Stated exercise - Copy out the listing that follows, exact in every word, and skip the images.

━━━ Data in this exercise

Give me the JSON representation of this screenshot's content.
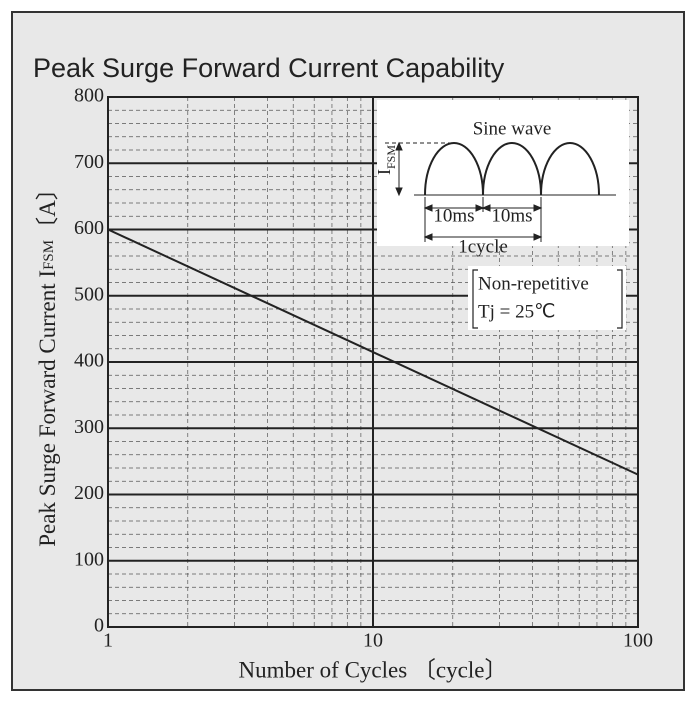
{
  "chart_data": {
    "type": "line",
    "title": "Peak Surge Forward Current Capability",
    "xlabel": "Number of Cycles 〔cycle〕",
    "ylabel": {
      "text": "Peak Surge Forward Current  I",
      "sub": "FSM",
      "unit": "〔A〕"
    },
    "log_x": true,
    "x": [
      1,
      100
    ],
    "series": [
      {
        "color": "#222222",
        "values": [
          600,
          230
        ]
      }
    ],
    "xlim": [
      1,
      100
    ],
    "xticks": [
      1,
      10,
      100
    ],
    "xminor": [
      2,
      3,
      4,
      5,
      6,
      7,
      8,
      9,
      20,
      30,
      40,
      50,
      60,
      70,
      80,
      90
    ],
    "ylim": [
      0,
      800
    ],
    "yticks": [
      0,
      100,
      200,
      300,
      400,
      500,
      600,
      700,
      800
    ],
    "yminor": [
      20,
      40,
      60,
      80,
      120,
      140,
      160,
      180,
      220,
      240,
      260,
      280,
      320,
      340,
      360,
      380,
      420,
      440,
      460,
      480,
      520,
      540,
      560,
      580,
      620,
      640,
      660,
      680,
      720,
      740,
      760,
      780
    ],
    "grid": true,
    "annotations": {
      "wave_title": "Sine wave",
      "peak_label": "I",
      "peak_sub": "FSM",
      "half1": "10ms",
      "half2": "10ms",
      "cycle": "1cycle",
      "cond1": "Non-repetitive",
      "cond2": "Tj = 25℃"
    }
  }
}
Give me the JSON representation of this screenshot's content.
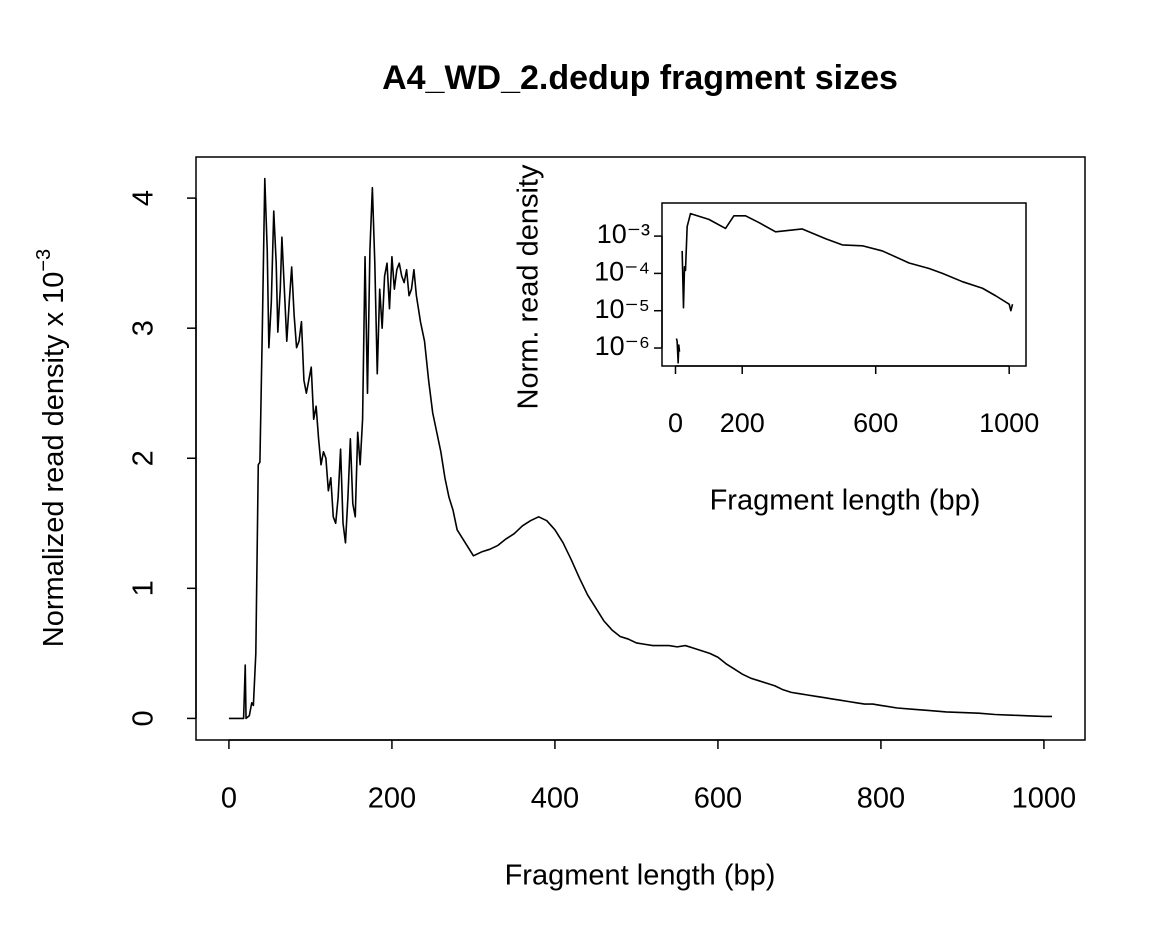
{
  "chart_data": [
    {
      "type": "line",
      "title": "A4_WD_2.dedup fragment sizes",
      "xlabel": "Fragment length (bp)",
      "ylabel": "Normalized read density x 10",
      "ylabel_superscript": "−3",
      "xlim": [
        -40.4,
        1050.4
      ],
      "ylim": [
        -0.166,
        4.316
      ],
      "xticks": [
        0,
        200,
        400,
        600,
        800,
        1000
      ],
      "yticks": [
        0,
        1,
        2,
        3,
        4
      ],
      "color": "#000000",
      "log_y": false,
      "x": [
        0,
        18,
        19,
        20,
        21,
        25,
        28,
        30,
        33,
        36,
        38,
        41,
        44,
        47,
        49,
        52,
        55,
        58,
        60,
        63,
        65,
        68,
        71,
        74,
        77,
        80,
        83,
        86,
        89,
        92,
        95,
        98,
        101,
        104,
        107,
        110,
        113,
        116,
        119,
        122,
        125,
        128,
        131,
        134,
        137,
        140,
        143,
        146,
        149,
        152,
        155,
        158,
        161,
        164,
        167,
        170,
        173,
        176,
        179,
        182,
        185,
        188,
        191,
        194,
        197,
        200,
        203,
        206,
        209,
        212,
        215,
        218,
        221,
        224,
        227,
        230,
        235,
        240,
        245,
        250,
        255,
        260,
        265,
        270,
        275,
        280,
        285,
        290,
        295,
        300,
        310,
        320,
        330,
        340,
        350,
        360,
        370,
        380,
        390,
        400,
        410,
        420,
        430,
        440,
        450,
        460,
        470,
        480,
        490,
        500,
        510,
        520,
        530,
        540,
        550,
        560,
        570,
        580,
        590,
        600,
        610,
        620,
        630,
        640,
        650,
        660,
        670,
        680,
        690,
        700,
        710,
        720,
        730,
        740,
        750,
        760,
        770,
        780,
        790,
        800,
        820,
        840,
        860,
        880,
        900,
        920,
        940,
        960,
        980,
        1000,
        1010
      ],
      "values": [
        0,
        0,
        0.2,
        0.41,
        0,
        0.02,
        0.12,
        0.1,
        0.5,
        1.95,
        1.97,
        3.0,
        4.15,
        3.6,
        2.85,
        3.2,
        3.9,
        3.5,
        2.97,
        3.3,
        3.7,
        3.3,
        2.9,
        3.2,
        3.47,
        3.1,
        2.85,
        2.9,
        3.05,
        2.6,
        2.5,
        2.6,
        2.7,
        2.3,
        2.4,
        2.15,
        1.95,
        2.05,
        2.0,
        1.75,
        1.85,
        1.55,
        1.5,
        1.7,
        2.07,
        1.5,
        1.35,
        1.7,
        2.15,
        1.65,
        1.55,
        2.2,
        1.95,
        2.3,
        3.55,
        2.5,
        3.6,
        4.08,
        3.5,
        2.65,
        3.3,
        3.0,
        3.4,
        3.5,
        3.15,
        3.55,
        3.3,
        3.45,
        3.5,
        3.4,
        3.35,
        3.45,
        3.25,
        3.3,
        3.45,
        3.25,
        3.05,
        2.9,
        2.6,
        2.35,
        2.2,
        2.05,
        1.85,
        1.7,
        1.6,
        1.45,
        1.4,
        1.35,
        1.3,
        1.25,
        1.28,
        1.3,
        1.33,
        1.38,
        1.42,
        1.48,
        1.52,
        1.55,
        1.52,
        1.45,
        1.35,
        1.22,
        1.08,
        0.95,
        0.85,
        0.75,
        0.68,
        0.63,
        0.61,
        0.58,
        0.57,
        0.56,
        0.56,
        0.56,
        0.55,
        0.56,
        0.54,
        0.52,
        0.5,
        0.47,
        0.42,
        0.38,
        0.34,
        0.31,
        0.29,
        0.27,
        0.25,
        0.22,
        0.2,
        0.19,
        0.18,
        0.17,
        0.16,
        0.15,
        0.14,
        0.13,
        0.12,
        0.11,
        0.11,
        0.1,
        0.08,
        0.07,
        0.06,
        0.05,
        0.045,
        0.04,
        0.03,
        0.025,
        0.02,
        0.015,
        0.015
      ]
    },
    {
      "type": "line",
      "xlabel": "Fragment length (bp)",
      "ylabel": "Norm. read density",
      "xlim": [
        -40.4,
        1050.4
      ],
      "ylim": [
        3.3e-07,
        0.0077
      ],
      "log_y": true,
      "xticks": [
        0,
        200,
        600,
        1000
      ],
      "yticks": [
        {
          "value": 1e-06,
          "label": "10⁻⁶"
        },
        {
          "value": 1e-05,
          "label": "10⁻⁵"
        },
        {
          "value": 0.0001,
          "label": "10⁻⁴"
        },
        {
          "value": 0.001,
          "label": "10⁻³"
        }
      ],
      "color": "#000000",
      "x": [
        3,
        5,
        8,
        10,
        12,
        15,
        20,
        24,
        27,
        30,
        35,
        45,
        100,
        150,
        175,
        210,
        250,
        300,
        380,
        450,
        500,
        560,
        620,
        700,
        760,
        800,
        860,
        920,
        960,
        1000,
        1005,
        1010
      ],
      "values": [
        1.8e-06,
        1.5e-06,
        4e-07,
        1.2e-06,
        8e-07,
        null,
        0.0004,
        1.2e-05,
        0.00015,
        0.00012,
        0.0018,
        0.004,
        0.0028,
        0.0016,
        0.0035,
        0.0035,
        0.0023,
        0.0013,
        0.00155,
        0.00085,
        0.00058,
        0.00055,
        0.0004,
        0.00019,
        0.000135,
        0.0001,
        6e-05,
        4e-05,
        2.5e-05,
        1.5e-05,
        1e-05,
        1.5e-05
      ]
    }
  ]
}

━━━━━━

Result -
Give me the JSON representation of this screenshot's content.
{
  "chart_data": {
    "type": "line",
    "title": "Peak Surge Forward Current Capability",
    "xlabel": "Number of Cycles 〔cycle〕",
    "ylabel": {
      "text": "Peak Surge Forward Current  I",
      "sub": "FSM",
      "unit": "〔A〕"
    },
    "log_x": true,
    "x": [
      1,
      100
    ],
    "series": [
      {
        "color": "#222222",
        "values": [
          600,
          230
        ]
      }
    ],
    "xlim": [
      1,
      100
    ],
    "xticks": [
      1,
      10,
      100
    ],
    "xminor": [
      2,
      3,
      4,
      5,
      6,
      7,
      8,
      9,
      20,
      30,
      40,
      50,
      60,
      70,
      80,
      90
    ],
    "ylim": [
      0,
      800
    ],
    "yticks": [
      0,
      100,
      200,
      300,
      400,
      500,
      600,
      700,
      800
    ],
    "yminor": [
      20,
      40,
      60,
      80,
      120,
      140,
      160,
      180,
      220,
      240,
      260,
      280,
      320,
      340,
      360,
      380,
      420,
      440,
      460,
      480,
      520,
      540,
      560,
      580,
      620,
      640,
      660,
      680,
      720,
      740,
      760,
      780
    ],
    "grid": true,
    "annotations": {
      "wave_title": "Sine wave",
      "peak_label": "I",
      "peak_sub": "FSM",
      "half1": "10ms",
      "half2": "10ms",
      "cycle": "1cycle",
      "cond1": "Non-repetitive",
      "cond2": "Tj = 25℃"
    }
  }
}
Give me the JSON representation of this screenshot's content.
{
  "chart_data": [
    {
      "type": "line",
      "title": "A4_WD_2.dedup fragment sizes",
      "xlabel": "Fragment length (bp)",
      "ylabel": "Normalized read density x 10",
      "ylabel_superscript": "−3",
      "xlim": [
        -40.4,
        1050.4
      ],
      "ylim": [
        -0.166,
        4.316
      ],
      "xticks": [
        0,
        200,
        400,
        600,
        800,
        1000
      ],
      "yticks": [
        0,
        1,
        2,
        3,
        4
      ],
      "color": "#000000",
      "log_y": false,
      "x": [
        0,
        18,
        19,
        20,
        21,
        25,
        28,
        30,
        33,
        36,
        38,
        41,
        44,
        47,
        49,
        52,
        55,
        58,
        60,
        63,
        65,
        68,
        71,
        74,
        77,
        80,
        83,
        86,
        89,
        92,
        95,
        98,
        101,
        104,
        107,
        110,
        113,
        116,
        119,
        122,
        125,
        128,
        131,
        134,
        137,
        140,
        143,
        146,
        149,
        152,
        155,
        158,
        161,
        164,
        167,
        170,
        173,
        176,
        179,
        182,
        185,
        188,
        191,
        194,
        197,
        200,
        203,
        206,
        209,
        212,
        215,
        218,
        221,
        224,
        227,
        230,
        235,
        240,
        245,
        250,
        255,
        260,
        265,
        270,
        275,
        280,
        285,
        290,
        295,
        300,
        310,
        320,
        330,
        340,
        350,
        360,
        370,
        380,
        390,
        400,
        410,
        420,
        430,
        440,
        450,
        460,
        470,
        480,
        490,
        500,
        510,
        520,
        530,
        540,
        550,
        560,
        570,
        580,
        590,
        600,
        610,
        620,
        630,
        640,
        650,
        660,
        670,
        680,
        690,
        700,
        710,
        720,
        730,
        740,
        750,
        760,
        770,
        780,
        790,
        800,
        820,
        840,
        860,
        880,
        900,
        920,
        940,
        960,
        980,
        1000,
        1010
      ],
      "values": [
        0,
        0,
        0.2,
        0.41,
        0,
        0.02,
        0.12,
        0.1,
        0.5,
        1.95,
        1.97,
        3.0,
        4.15,
        3.6,
        2.85,
        3.2,
        3.9,
        3.5,
        2.97,
        3.3,
        3.7,
        3.3,
        2.9,
        3.2,
        3.47,
        3.1,
        2.85,
        2.9,
        3.05,
        2.6,
        2.5,
        2.6,
        2.7,
        2.3,
        2.4,
        2.15,
        1.95,
        2.05,
        2.0,
        1.75,
        1.85,
        1.55,
        1.5,
        1.7,
        2.07,
        1.5,
        1.35,
        1.7,
        2.15,
        1.65,
        1.55,
        2.2,
        1.95,
        2.3,
        3.55,
        2.5,
        3.6,
        4.08,
        3.5,
        2.65,
        3.3,
        3.0,
        3.4,
        3.5,
        3.15,
        3.55,
        3.3,
        3.45,
        3.5,
        3.4,
        3.35,
        3.45,
        3.25,
        3.3,
        3.45,
        3.25,
        3.05,
        2.9,
        2.6,
        2.35,
        2.2,
        2.05,
        1.85,
        1.7,
        1.6,
        1.45,
        1.4,
        1.35,
        1.3,
        1.25,
        1.28,
        1.3,
        1.33,
        1.38,
        1.42,
        1.48,
        1.52,
        1.55,
        1.52,
        1.45,
        1.35,
        1.22,
        1.08,
        0.95,
        0.85,
        0.75,
        0.68,
        0.63,
        0.61,
        0.58,
        0.57,
        0.56,
        0.56,
        0.56,
        0.55,
        0.56,
        0.54,
        0.52,
        0.5,
        0.47,
        0.42,
        0.38,
        0.34,
        0.31,
        0.29,
        0.27,
        0.25,
        0.22,
        0.2,
        0.19,
        0.18,
        0.17,
        0.16,
        0.15,
        0.14,
        0.13,
        0.12,
        0.11,
        0.11,
        0.1,
        0.08,
        0.07,
        0.06,
        0.05,
        0.045,
        0.04,
        0.03,
        0.025,
        0.02,
        0.015,
        0.015
      ]
    },
    {
      "type": "line",
      "xlabel": "Fragment length (bp)",
      "ylabel": "Norm. read density",
      "xlim": [
        -40.4,
        1050.4
      ],
      "ylim": [
        3.3e-07,
        0.0077
      ],
      "log_y": true,
      "xticks": [
        0,
        200,
        600,
        1000
      ],
      "yticks": [
        {
          "value": 1e-06,
          "label": "10⁻⁶"
        },
        {
          "value": 1e-05,
          "label": "10⁻⁵"
        },
        {
          "value": 0.0001,
          "label": "10⁻⁴"
        },
        {
          "value": 0.001,
          "label": "10⁻³"
        }
      ],
      "color": "#000000",
      "x": [
        3,
        5,
        8,
        10,
        12,
        15,
        20,
        24,
        27,
        30,
        35,
        45,
        100,
        150,
        175,
        210,
        250,
        300,
        380,
        450,
        500,
        560,
        620,
        700,
        760,
        800,
        860,
        920,
        960,
        1000,
        1005,
        1010
      ],
      "values": [
        1.8e-06,
        1.5e-06,
        4e-07,
        1.2e-06,
        8e-07,
        null,
        0.0004,
        1.2e-05,
        0.00015,
        0.00012,
        0.0018,
        0.004,
        0.0028,
        0.0016,
        0.0035,
        0.0035,
        0.0023,
        0.0013,
        0.00155,
        0.00085,
        0.00058,
        0.00055,
        0.0004,
        0.00019,
        0.000135,
        0.0001,
        6e-05,
        4e-05,
        2.5e-05,
        1.5e-05,
        1e-05,
        1.5e-05
      ]
    }
  ]
}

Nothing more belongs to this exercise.